(What this task involves) Which lines in the records below contain the word "Swiata"? Copy each one out.

(Data shown)
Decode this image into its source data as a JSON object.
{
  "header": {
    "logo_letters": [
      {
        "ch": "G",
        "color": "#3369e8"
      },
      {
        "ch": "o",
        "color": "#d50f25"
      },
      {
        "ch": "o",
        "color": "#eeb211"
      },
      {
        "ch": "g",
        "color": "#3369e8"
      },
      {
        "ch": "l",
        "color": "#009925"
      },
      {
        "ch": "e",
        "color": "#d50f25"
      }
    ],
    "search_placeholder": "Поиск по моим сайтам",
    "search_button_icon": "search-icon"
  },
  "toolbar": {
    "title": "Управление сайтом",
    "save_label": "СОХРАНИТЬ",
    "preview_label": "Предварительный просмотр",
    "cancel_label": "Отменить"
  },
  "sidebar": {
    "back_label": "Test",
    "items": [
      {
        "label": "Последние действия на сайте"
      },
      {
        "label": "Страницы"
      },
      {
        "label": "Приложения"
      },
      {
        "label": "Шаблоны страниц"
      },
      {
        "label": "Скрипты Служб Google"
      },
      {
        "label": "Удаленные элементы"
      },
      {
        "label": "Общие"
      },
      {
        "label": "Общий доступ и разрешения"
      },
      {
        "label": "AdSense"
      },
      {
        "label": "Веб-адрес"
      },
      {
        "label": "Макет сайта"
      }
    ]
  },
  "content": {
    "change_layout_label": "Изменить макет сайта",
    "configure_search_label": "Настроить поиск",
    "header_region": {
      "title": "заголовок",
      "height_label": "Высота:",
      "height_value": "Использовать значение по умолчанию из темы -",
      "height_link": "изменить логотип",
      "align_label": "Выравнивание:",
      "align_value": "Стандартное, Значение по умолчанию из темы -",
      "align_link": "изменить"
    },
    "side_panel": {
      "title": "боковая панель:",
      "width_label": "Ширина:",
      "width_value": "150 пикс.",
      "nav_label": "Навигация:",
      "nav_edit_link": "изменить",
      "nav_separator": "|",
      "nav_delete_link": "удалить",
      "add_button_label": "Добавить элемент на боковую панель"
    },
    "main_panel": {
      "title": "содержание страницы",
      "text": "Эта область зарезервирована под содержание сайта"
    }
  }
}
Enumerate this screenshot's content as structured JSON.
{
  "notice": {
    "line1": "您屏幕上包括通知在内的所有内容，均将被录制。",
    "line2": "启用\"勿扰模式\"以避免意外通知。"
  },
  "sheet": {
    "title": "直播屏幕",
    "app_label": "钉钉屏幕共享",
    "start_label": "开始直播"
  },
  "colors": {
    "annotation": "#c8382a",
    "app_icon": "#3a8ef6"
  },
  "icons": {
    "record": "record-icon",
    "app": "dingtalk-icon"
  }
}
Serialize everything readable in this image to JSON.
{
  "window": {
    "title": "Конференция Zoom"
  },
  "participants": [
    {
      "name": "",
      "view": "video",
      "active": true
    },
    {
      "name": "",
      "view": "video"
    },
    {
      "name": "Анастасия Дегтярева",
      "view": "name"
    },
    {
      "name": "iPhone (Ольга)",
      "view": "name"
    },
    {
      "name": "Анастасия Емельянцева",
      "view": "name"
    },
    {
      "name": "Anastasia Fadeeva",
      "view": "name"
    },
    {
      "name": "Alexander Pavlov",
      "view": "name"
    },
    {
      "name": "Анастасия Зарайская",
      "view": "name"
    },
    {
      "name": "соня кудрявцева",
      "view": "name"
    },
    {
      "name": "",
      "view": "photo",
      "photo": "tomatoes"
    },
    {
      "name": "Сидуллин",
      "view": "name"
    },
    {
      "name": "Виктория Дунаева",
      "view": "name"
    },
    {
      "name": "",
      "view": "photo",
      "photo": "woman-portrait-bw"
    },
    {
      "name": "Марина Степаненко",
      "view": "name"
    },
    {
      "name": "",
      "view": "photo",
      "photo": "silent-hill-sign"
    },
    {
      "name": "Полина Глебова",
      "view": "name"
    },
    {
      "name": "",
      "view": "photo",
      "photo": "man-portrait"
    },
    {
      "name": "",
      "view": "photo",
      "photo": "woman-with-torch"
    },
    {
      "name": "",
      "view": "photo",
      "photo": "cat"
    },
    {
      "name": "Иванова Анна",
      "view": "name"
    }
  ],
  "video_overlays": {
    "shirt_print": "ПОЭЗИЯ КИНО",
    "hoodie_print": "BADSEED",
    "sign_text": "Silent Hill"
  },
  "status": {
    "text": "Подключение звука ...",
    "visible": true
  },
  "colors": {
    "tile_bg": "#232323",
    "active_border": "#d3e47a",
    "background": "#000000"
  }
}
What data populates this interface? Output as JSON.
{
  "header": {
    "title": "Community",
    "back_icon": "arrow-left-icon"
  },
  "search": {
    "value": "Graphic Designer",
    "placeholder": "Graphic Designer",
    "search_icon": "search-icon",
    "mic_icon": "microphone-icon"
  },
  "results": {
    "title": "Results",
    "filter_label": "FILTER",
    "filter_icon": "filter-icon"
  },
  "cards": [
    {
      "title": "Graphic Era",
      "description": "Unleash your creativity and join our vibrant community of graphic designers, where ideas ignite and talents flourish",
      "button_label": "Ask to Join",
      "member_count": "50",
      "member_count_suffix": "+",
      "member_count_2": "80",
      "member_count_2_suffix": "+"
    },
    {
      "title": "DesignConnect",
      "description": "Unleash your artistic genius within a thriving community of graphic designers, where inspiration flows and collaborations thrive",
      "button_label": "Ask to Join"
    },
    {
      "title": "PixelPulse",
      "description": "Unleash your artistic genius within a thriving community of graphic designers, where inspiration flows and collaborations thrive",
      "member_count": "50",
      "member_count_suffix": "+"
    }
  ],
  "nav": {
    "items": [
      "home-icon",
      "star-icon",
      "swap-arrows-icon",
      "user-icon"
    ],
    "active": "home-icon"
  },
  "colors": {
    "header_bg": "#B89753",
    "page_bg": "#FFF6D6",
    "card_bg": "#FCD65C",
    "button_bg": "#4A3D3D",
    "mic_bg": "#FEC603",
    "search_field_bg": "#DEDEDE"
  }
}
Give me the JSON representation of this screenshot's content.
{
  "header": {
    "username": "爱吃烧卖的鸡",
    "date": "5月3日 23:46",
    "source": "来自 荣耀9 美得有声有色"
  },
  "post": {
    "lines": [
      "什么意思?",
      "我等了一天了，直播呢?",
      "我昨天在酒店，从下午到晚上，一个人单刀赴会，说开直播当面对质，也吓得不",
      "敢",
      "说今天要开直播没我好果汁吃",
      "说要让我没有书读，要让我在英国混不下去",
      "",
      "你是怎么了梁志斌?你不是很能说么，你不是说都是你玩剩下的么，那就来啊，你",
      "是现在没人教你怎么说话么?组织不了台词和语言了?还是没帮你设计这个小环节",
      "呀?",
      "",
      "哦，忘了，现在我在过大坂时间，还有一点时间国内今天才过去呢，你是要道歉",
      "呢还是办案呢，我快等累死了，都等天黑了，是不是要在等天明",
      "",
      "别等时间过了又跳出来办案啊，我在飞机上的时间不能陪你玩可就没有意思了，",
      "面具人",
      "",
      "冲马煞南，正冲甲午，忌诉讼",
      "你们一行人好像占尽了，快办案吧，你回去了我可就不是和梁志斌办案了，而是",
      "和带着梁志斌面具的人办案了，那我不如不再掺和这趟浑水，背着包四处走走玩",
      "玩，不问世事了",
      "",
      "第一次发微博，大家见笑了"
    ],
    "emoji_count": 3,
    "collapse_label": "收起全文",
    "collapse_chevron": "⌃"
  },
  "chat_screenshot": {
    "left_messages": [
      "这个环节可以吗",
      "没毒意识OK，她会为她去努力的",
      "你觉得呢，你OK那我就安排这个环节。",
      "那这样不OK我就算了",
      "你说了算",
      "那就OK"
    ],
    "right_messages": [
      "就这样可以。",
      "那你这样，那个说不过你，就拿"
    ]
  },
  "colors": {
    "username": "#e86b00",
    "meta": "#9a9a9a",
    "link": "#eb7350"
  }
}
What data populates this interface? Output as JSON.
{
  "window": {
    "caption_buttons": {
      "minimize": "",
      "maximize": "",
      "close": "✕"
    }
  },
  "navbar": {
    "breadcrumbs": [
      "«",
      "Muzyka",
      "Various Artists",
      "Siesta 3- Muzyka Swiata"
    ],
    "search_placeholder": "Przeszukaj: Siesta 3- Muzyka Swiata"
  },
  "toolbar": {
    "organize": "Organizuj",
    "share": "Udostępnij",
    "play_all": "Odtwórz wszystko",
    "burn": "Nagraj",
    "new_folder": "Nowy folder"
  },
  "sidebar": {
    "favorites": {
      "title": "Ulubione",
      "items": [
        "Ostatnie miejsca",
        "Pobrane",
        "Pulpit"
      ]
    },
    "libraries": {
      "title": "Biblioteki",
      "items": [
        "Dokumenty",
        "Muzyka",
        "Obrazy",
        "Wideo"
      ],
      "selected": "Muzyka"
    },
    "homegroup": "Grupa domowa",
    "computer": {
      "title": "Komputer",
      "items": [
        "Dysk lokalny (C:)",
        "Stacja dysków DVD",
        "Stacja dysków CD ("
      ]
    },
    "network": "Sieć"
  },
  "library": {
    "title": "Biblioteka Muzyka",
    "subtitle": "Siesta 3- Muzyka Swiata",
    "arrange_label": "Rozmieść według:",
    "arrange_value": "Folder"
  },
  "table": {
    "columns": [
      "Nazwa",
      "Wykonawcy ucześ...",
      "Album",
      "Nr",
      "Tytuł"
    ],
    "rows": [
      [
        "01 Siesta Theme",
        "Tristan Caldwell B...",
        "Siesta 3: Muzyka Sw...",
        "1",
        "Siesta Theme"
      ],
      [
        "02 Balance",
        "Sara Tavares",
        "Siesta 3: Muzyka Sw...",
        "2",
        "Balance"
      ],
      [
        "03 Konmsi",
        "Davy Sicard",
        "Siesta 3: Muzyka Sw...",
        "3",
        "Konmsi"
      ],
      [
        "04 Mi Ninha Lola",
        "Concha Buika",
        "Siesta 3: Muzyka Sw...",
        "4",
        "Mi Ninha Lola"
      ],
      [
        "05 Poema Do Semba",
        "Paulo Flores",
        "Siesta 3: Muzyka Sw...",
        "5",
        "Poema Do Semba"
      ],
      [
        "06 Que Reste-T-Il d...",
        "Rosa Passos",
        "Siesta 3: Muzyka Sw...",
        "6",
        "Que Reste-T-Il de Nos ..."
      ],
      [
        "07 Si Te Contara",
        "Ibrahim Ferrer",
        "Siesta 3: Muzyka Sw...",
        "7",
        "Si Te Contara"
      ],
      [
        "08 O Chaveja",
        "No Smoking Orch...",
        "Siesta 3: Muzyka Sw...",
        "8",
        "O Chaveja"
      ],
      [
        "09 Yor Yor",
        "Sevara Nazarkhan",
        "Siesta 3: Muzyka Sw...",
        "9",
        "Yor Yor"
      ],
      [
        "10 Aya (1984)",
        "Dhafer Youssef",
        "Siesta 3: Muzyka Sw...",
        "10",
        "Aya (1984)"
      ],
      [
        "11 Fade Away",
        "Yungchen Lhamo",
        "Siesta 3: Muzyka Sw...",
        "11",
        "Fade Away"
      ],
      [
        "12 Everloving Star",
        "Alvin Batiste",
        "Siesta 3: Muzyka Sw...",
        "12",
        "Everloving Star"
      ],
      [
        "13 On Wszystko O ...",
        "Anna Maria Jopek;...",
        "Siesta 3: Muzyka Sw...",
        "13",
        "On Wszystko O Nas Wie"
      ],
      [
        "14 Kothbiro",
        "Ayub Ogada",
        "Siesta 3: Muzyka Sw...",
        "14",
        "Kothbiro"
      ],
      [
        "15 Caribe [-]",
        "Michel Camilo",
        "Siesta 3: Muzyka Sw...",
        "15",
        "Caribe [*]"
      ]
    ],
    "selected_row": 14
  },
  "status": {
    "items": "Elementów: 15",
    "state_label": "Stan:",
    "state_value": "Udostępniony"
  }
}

(Final result)
      "Siesta 3- Muzyka Swiata"
    "search_placeholder": "Przeszukaj: Siesta 3- Muzyka Swiata"
    "subtitle": "Siesta 3- Muzyka Swiata",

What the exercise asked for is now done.